▸ **Supplied material**:

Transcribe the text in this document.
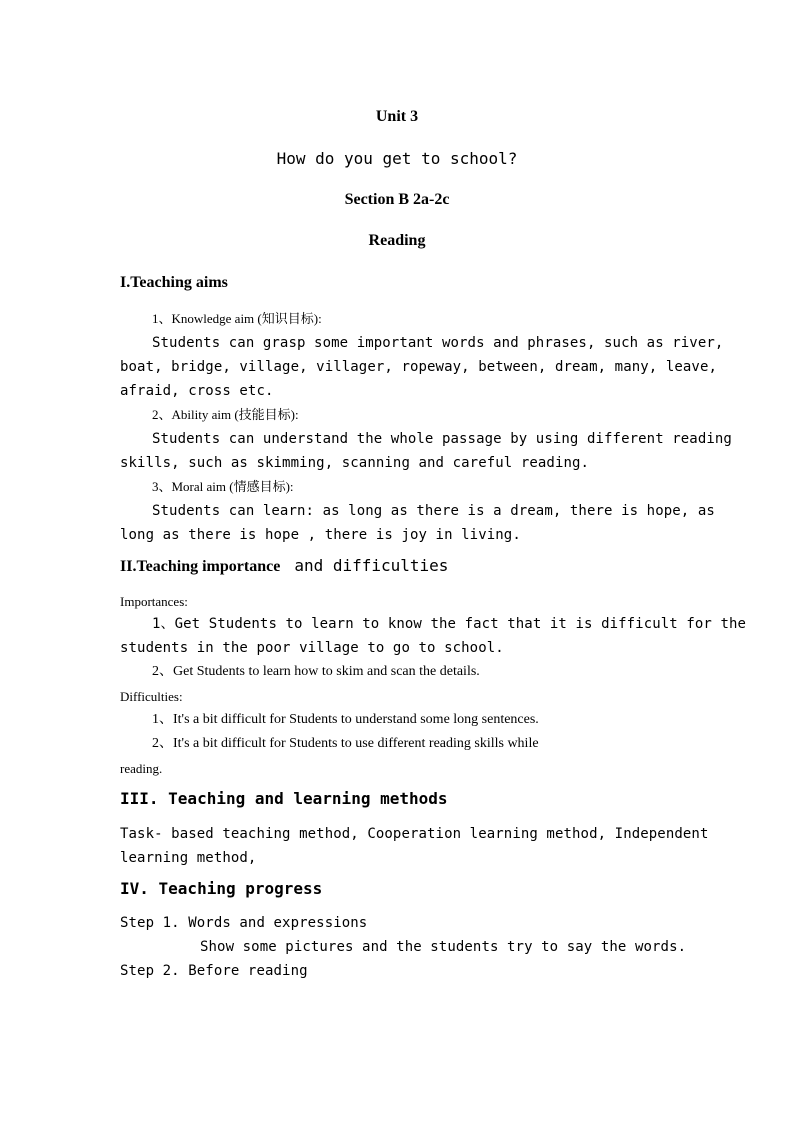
Unit 3
How do you get to school?
Section B 2a-2c
Reading
I.Teaching aims
1、Knowledge aim (知识目标):
Students can grasp some important words and phrases, such as river,
boat, bridge, village, villager, ropeway, between, dream, many, leave,
afraid, cross etc.
2、Ability aim (技能目标):
Students can understand the whole passage by using different reading
skills, such as skimming, scanning and careful reading.
3、Moral aim (情感目标):
Students can learn: as long as there is a dream, there is hope, as
long as there is hope , there is joy in living.
II.Teaching importance and difficulties
Importances:
1、Get Students to learn to know the fact that it is difficult for the
students in the poor village to go to school.
2、Get Students to learn how to skim and scan the details.
Difficulties:
1、It's a bit difficult for Students to understand some long sentences.
2、It's a bit difficult for Students to use different reading skills while
reading.
III. Teaching and learning methods
Task- based teaching method, Cooperation learning method, Independent
learning method,
IV. Teaching progress
Step 1. Words and expressions
Show some pictures and the students try to say the words.
Step 2. Before reading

▸ **Aim of the exercise**: Count the lines above that contain the word "hope", and give only that number.

▸ **Task result**: 2